begin Source records

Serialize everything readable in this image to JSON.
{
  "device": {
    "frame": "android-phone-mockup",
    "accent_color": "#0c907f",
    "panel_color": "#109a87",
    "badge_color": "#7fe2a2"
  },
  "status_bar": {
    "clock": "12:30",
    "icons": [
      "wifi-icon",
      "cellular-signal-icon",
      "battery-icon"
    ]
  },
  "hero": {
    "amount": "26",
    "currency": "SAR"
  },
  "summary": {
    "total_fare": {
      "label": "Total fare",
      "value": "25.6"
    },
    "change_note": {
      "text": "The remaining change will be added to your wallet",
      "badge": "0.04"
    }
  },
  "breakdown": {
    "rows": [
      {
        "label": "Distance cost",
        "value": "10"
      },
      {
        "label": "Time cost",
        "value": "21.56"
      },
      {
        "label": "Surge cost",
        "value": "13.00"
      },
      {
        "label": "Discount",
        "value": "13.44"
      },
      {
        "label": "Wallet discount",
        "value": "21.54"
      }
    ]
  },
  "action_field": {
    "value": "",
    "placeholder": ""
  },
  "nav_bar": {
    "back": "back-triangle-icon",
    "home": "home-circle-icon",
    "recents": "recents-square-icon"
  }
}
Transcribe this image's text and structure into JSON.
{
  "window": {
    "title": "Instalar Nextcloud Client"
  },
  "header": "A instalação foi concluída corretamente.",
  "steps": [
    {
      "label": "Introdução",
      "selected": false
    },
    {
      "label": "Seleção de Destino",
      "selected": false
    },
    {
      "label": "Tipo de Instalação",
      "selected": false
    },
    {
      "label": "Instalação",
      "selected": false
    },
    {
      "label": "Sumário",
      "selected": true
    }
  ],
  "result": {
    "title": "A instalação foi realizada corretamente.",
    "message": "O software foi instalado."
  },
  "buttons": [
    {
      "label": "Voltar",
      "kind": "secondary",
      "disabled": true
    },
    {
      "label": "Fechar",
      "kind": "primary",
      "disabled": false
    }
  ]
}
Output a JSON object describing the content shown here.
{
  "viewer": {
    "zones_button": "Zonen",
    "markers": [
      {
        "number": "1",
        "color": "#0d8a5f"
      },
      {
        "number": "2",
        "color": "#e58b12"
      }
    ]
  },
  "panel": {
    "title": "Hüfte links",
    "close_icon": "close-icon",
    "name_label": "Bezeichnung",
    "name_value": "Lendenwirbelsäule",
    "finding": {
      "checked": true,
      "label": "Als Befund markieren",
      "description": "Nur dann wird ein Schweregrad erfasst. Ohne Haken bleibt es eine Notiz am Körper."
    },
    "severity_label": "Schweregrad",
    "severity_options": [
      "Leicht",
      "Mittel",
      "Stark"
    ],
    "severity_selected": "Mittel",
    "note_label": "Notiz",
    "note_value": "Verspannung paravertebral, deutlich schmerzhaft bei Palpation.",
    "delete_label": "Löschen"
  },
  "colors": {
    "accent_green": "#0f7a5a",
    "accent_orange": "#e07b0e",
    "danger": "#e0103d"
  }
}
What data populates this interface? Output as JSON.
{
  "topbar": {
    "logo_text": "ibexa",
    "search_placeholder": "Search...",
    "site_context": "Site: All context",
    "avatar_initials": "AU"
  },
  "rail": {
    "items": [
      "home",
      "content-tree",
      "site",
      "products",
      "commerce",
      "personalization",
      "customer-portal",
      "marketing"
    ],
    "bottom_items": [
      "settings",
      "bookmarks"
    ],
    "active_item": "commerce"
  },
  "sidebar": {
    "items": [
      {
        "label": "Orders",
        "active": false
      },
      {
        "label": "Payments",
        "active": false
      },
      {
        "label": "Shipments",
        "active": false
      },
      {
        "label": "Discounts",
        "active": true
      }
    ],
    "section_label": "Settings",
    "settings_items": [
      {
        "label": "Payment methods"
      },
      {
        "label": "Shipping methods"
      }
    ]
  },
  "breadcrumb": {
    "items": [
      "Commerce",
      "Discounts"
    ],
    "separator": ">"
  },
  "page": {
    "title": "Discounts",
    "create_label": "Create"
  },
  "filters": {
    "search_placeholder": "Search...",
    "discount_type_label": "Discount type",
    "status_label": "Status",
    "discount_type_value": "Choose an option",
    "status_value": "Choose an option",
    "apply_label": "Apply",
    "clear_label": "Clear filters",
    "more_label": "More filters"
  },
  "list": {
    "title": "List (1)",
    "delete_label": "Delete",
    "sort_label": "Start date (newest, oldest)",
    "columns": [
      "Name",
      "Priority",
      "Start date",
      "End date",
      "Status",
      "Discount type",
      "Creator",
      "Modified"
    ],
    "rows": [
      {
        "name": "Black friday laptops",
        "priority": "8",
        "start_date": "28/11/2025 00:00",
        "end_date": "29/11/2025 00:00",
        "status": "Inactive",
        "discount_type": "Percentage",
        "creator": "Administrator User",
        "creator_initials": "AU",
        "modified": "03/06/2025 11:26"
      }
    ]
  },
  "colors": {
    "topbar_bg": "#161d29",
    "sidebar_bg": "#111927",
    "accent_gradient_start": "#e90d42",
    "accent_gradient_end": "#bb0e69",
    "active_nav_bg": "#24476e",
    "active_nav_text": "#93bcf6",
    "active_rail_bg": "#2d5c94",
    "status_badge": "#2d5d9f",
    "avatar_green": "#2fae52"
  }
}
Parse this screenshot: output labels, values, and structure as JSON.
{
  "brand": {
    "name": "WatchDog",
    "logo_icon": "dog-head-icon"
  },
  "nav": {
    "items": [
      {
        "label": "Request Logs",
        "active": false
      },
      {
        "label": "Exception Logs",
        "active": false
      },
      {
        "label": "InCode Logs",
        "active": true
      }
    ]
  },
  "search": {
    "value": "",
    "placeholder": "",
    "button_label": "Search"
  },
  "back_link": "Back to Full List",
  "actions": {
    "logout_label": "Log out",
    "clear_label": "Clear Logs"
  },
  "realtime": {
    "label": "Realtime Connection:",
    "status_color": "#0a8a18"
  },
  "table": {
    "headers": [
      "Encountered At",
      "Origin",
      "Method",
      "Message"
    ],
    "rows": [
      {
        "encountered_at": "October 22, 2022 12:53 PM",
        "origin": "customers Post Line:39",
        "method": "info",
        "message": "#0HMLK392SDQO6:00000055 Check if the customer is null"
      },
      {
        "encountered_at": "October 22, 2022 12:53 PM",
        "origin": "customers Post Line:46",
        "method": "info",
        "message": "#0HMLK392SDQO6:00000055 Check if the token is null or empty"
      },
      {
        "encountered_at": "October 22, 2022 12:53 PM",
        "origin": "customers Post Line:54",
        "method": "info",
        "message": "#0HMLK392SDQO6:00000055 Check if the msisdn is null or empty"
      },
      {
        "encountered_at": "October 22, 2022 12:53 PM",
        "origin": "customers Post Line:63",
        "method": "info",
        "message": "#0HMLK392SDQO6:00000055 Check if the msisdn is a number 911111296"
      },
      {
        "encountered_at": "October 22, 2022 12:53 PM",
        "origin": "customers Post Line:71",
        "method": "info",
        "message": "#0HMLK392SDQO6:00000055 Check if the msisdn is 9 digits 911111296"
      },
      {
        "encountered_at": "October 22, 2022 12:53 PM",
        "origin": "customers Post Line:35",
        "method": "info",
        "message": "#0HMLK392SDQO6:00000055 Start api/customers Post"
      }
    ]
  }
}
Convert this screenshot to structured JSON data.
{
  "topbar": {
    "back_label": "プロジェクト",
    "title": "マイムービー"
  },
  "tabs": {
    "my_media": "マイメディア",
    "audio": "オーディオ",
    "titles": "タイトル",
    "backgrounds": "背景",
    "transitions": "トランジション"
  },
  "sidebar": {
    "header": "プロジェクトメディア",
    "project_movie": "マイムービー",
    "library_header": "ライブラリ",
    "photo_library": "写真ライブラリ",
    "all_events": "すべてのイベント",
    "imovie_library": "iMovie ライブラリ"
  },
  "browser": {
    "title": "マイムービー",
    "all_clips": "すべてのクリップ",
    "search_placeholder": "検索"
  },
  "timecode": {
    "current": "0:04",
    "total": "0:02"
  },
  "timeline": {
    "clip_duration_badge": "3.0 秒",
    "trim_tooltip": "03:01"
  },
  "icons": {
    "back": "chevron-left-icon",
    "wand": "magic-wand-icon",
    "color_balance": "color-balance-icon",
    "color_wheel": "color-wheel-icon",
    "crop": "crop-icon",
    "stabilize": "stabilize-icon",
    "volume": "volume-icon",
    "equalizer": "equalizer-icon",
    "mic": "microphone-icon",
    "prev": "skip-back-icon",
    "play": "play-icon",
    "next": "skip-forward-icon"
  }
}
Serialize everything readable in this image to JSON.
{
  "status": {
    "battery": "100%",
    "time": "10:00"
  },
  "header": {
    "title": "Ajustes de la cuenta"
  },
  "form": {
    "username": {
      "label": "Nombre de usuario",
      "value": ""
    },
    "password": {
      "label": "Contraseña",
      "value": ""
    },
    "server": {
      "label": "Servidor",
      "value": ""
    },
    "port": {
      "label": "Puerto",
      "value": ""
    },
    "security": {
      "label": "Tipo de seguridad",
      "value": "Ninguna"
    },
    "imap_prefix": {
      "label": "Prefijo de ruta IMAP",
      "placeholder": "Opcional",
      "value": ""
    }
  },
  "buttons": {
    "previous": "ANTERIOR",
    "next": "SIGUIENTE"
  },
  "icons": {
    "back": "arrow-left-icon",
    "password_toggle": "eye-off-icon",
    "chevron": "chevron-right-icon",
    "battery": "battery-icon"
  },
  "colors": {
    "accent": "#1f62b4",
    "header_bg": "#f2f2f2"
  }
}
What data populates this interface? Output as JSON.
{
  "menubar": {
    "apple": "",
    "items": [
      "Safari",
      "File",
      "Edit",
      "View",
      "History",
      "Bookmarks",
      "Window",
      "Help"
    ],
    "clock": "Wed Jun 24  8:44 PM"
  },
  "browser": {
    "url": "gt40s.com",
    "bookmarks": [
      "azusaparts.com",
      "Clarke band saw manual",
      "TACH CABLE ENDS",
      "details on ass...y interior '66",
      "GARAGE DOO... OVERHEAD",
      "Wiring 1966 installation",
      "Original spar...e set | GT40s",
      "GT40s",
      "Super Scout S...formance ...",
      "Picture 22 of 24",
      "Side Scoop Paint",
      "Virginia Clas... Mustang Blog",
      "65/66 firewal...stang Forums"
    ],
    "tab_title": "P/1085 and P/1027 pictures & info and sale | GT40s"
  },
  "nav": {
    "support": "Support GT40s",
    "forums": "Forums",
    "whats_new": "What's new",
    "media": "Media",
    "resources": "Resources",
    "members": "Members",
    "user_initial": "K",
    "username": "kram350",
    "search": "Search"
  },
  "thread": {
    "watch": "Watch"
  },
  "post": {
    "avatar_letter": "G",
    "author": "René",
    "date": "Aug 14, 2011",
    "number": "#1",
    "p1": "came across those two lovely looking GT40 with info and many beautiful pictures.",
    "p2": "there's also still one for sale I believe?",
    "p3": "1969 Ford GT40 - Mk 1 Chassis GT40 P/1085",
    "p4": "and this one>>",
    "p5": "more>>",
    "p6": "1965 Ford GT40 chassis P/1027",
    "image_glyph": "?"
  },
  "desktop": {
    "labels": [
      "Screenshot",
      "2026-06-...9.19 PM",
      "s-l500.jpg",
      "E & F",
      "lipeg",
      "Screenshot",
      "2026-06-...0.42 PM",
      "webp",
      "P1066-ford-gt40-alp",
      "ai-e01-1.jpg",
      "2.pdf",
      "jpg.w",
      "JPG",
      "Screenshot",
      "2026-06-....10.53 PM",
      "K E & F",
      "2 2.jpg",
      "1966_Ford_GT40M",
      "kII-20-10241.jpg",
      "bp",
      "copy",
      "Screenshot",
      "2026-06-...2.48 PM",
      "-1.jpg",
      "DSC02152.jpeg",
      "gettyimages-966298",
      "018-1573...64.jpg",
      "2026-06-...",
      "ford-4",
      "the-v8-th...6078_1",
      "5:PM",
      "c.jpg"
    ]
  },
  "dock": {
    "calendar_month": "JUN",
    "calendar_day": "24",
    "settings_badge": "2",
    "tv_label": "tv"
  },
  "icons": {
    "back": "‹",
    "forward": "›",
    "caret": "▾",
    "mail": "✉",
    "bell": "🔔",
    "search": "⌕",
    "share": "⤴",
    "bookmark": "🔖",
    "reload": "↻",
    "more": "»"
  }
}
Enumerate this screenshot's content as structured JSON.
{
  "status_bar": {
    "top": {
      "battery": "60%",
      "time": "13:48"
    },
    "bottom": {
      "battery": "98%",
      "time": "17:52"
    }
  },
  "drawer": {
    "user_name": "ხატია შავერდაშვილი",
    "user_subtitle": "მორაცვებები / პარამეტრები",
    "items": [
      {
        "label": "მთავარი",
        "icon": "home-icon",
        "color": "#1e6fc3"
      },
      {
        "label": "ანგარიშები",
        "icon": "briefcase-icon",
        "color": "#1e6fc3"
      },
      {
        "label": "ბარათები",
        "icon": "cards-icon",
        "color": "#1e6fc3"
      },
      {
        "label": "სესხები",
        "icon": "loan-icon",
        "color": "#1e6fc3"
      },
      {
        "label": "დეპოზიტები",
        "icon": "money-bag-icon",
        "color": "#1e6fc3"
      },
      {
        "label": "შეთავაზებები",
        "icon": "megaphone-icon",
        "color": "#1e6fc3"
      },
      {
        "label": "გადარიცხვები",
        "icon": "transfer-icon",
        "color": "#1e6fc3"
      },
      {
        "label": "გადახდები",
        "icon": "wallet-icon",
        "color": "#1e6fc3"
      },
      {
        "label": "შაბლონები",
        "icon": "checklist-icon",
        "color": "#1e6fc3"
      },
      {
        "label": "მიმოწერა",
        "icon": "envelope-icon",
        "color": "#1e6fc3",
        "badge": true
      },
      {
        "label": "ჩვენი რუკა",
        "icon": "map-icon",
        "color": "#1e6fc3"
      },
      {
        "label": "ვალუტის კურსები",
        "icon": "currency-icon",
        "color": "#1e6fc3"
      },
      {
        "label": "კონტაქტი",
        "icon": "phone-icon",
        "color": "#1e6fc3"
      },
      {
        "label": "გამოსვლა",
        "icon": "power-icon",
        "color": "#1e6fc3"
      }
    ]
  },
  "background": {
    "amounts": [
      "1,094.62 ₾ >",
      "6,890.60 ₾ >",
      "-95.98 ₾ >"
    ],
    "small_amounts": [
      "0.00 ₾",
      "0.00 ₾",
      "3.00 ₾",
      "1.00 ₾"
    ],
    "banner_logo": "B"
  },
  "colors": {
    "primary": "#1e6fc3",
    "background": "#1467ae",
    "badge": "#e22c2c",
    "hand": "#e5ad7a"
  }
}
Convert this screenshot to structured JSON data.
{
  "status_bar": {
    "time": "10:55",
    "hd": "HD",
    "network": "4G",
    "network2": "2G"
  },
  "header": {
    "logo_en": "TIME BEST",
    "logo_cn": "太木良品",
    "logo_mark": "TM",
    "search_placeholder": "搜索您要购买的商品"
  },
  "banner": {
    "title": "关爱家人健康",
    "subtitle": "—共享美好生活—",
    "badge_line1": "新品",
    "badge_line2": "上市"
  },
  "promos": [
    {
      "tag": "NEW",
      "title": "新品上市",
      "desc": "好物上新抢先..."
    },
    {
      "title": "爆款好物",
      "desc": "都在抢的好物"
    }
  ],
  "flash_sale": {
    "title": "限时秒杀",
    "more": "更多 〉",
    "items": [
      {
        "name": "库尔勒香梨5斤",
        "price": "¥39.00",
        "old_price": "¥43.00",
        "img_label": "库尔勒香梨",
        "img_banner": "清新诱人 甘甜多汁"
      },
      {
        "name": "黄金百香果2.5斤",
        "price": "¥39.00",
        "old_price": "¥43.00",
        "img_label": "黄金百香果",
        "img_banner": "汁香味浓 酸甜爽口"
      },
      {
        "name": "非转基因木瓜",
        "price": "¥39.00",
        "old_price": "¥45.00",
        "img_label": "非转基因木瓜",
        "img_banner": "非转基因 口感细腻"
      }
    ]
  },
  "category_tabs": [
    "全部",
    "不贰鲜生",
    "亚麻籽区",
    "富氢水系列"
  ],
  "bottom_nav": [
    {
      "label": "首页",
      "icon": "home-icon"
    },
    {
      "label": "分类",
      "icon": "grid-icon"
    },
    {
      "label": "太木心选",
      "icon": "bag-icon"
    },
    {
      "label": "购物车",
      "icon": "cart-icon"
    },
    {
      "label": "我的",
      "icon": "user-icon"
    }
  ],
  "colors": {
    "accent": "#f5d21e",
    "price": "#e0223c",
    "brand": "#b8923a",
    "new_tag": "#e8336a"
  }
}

end Source records

● Prompt
Take every line from the data above that holds "home" and copy it out.

● Exercise output
    "home": "home-circle-icon",
      "home",
        "icon": "home-icon",
      "icon": "home-icon"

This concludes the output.